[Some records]

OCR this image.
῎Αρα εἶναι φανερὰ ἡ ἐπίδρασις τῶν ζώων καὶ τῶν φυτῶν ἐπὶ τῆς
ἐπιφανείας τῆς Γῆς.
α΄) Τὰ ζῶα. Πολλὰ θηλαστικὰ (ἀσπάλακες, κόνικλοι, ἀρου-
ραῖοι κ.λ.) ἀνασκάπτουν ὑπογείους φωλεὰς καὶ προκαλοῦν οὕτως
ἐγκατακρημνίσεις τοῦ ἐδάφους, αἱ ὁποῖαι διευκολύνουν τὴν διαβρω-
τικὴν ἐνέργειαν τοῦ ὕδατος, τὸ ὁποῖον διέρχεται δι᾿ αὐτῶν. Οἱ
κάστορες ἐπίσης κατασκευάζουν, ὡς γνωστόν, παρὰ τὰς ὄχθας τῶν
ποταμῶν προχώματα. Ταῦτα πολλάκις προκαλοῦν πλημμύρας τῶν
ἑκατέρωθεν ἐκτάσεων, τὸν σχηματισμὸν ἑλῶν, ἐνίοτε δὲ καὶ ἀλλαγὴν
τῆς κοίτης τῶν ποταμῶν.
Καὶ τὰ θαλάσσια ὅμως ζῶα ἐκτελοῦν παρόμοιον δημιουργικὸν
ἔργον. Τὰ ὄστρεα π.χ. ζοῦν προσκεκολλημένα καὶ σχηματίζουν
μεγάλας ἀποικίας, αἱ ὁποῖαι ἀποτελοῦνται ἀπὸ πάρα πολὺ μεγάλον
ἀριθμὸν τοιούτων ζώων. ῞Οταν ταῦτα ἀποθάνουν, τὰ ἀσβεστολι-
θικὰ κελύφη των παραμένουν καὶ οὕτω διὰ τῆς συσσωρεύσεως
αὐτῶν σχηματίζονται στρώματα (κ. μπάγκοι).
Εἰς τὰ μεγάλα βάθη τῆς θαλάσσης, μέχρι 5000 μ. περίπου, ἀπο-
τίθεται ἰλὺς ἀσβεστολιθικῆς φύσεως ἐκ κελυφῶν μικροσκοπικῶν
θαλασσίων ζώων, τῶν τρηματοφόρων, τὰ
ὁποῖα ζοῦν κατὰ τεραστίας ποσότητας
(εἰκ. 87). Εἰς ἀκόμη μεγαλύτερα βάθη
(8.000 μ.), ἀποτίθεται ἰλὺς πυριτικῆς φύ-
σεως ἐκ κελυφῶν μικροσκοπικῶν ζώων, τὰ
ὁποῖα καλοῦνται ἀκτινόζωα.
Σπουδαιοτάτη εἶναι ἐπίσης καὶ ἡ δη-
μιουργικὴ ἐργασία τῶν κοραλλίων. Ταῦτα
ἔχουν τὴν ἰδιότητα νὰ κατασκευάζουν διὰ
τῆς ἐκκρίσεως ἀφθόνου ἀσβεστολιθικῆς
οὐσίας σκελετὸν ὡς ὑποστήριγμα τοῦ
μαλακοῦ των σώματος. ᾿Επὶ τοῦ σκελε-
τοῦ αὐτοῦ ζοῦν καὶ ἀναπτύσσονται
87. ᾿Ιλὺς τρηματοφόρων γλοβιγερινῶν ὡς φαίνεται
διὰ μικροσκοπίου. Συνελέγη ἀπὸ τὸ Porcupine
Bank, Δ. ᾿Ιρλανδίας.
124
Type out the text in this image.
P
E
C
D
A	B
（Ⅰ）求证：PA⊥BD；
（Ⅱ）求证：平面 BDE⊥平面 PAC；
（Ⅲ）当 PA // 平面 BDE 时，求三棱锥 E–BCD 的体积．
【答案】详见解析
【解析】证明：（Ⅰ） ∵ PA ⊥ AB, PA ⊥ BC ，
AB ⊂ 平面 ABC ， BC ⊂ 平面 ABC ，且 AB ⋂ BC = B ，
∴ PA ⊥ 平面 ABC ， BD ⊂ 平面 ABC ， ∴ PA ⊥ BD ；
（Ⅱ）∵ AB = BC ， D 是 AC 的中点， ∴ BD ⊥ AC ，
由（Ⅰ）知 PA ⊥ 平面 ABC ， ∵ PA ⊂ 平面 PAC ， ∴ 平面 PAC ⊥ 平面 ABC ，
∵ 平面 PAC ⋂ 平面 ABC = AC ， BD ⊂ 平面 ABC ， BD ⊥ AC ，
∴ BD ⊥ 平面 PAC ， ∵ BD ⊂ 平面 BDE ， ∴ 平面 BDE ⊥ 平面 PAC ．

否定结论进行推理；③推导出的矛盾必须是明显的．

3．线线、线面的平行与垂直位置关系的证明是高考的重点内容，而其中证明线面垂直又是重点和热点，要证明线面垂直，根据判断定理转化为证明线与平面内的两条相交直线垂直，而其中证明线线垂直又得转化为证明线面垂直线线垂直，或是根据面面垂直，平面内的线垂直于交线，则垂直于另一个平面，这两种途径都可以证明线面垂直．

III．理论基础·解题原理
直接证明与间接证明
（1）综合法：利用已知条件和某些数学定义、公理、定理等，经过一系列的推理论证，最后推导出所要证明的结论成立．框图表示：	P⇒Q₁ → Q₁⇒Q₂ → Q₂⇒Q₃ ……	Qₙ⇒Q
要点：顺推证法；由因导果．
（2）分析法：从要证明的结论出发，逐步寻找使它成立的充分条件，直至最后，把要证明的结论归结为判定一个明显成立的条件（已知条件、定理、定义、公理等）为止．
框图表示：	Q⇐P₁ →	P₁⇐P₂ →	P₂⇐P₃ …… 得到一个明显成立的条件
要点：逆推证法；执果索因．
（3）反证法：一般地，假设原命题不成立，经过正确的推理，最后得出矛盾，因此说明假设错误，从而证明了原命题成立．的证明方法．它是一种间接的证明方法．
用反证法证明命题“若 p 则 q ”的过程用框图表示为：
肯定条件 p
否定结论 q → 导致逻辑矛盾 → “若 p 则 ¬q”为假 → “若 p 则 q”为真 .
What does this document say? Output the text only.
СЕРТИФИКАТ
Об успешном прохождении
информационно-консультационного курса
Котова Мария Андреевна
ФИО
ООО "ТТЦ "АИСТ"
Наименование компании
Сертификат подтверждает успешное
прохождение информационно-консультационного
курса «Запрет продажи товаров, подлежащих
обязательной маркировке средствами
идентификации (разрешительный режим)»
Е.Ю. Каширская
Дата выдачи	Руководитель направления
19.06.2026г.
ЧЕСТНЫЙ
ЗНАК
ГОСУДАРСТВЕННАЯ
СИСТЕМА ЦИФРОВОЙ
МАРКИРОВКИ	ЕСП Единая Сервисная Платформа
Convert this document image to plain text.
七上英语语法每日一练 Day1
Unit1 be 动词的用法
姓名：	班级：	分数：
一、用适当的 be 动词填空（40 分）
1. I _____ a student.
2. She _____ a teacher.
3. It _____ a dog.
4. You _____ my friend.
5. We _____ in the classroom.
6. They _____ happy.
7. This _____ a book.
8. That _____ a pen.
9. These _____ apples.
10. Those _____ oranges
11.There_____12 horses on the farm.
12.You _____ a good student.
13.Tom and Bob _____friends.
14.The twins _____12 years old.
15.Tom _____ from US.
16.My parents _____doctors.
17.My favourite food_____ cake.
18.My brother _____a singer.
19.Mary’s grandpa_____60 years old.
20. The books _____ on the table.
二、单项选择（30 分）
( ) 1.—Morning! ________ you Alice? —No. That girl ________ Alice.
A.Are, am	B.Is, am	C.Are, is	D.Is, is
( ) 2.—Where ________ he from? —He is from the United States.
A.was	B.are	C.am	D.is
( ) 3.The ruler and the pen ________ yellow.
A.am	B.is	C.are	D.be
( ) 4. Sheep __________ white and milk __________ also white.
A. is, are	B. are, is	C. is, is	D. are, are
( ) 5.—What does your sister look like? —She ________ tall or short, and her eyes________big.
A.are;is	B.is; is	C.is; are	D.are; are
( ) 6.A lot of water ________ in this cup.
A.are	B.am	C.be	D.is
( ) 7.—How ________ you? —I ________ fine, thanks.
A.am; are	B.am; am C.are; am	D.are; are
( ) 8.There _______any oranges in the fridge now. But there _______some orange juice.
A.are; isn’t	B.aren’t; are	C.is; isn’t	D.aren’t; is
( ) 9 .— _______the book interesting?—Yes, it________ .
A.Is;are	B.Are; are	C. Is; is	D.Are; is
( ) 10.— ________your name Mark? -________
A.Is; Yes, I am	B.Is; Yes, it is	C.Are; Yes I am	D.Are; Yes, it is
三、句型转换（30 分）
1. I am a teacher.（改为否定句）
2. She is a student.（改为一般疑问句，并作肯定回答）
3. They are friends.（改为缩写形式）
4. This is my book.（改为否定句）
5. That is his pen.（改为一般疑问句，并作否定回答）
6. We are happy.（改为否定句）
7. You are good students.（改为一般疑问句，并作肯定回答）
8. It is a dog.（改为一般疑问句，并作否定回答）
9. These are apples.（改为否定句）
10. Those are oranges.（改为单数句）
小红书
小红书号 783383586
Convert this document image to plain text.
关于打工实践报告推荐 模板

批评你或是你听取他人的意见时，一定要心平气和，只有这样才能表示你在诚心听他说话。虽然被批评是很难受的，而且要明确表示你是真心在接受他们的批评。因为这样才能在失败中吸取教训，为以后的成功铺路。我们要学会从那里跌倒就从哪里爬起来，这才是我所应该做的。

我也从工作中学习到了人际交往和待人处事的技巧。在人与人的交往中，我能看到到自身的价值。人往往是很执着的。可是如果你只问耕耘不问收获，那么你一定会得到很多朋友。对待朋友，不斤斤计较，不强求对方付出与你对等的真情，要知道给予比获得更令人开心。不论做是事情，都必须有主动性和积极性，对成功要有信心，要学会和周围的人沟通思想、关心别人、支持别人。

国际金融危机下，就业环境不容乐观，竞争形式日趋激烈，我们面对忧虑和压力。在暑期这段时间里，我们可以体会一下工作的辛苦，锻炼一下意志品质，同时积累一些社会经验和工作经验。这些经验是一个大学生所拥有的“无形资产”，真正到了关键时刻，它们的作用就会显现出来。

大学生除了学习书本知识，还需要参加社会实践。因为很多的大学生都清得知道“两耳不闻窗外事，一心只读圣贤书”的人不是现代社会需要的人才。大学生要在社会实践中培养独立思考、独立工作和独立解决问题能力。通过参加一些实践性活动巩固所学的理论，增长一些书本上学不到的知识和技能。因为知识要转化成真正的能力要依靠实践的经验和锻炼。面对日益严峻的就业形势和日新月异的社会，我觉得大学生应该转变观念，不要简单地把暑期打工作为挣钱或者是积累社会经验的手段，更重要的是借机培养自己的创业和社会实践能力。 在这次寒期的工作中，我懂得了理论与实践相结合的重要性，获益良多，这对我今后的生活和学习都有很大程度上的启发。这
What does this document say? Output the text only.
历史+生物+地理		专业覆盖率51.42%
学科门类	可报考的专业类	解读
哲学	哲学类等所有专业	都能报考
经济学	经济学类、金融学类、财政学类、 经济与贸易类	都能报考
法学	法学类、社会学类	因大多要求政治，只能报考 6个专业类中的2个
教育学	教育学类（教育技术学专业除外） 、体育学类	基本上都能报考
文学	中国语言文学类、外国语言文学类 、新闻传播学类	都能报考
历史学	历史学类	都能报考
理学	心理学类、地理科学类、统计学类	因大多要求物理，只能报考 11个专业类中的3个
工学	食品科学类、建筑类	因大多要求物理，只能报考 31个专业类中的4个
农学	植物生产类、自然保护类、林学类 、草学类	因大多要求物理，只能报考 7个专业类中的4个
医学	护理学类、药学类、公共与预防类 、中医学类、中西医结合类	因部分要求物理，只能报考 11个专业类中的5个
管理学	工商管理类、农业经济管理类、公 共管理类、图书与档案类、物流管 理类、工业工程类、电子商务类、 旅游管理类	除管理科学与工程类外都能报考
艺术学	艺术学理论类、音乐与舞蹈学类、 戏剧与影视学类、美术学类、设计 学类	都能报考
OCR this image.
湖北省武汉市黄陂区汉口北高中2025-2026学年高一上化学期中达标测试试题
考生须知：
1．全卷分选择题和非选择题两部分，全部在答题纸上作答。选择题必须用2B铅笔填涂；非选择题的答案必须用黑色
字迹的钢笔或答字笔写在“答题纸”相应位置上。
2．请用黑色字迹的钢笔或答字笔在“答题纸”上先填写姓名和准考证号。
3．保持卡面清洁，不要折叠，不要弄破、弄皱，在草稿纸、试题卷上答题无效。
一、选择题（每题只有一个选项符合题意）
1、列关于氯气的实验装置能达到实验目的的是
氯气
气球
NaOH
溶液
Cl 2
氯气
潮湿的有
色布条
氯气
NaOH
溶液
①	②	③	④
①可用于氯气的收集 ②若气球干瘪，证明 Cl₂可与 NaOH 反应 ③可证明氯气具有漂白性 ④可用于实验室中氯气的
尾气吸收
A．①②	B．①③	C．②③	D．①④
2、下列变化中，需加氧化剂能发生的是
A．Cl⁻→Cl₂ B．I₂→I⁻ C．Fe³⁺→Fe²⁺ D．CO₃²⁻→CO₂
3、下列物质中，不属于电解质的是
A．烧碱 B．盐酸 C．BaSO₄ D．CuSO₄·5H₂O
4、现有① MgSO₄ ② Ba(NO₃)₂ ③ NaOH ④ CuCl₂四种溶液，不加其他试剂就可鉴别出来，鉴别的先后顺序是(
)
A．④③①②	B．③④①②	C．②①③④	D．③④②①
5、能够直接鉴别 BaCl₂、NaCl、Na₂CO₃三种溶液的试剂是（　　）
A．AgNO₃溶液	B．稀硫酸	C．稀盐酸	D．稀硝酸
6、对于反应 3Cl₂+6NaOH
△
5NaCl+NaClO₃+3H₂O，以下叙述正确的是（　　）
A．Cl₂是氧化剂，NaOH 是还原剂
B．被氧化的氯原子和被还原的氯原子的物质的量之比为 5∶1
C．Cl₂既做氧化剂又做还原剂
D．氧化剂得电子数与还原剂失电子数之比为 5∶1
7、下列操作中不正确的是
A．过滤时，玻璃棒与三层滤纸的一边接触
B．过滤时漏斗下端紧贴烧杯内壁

> _Written exercise_
Where a line of the entries contains the word "Those", copy that line.

> _Written solution_
10. Those _____ oranges
10. Those are oranges.（改为单数句）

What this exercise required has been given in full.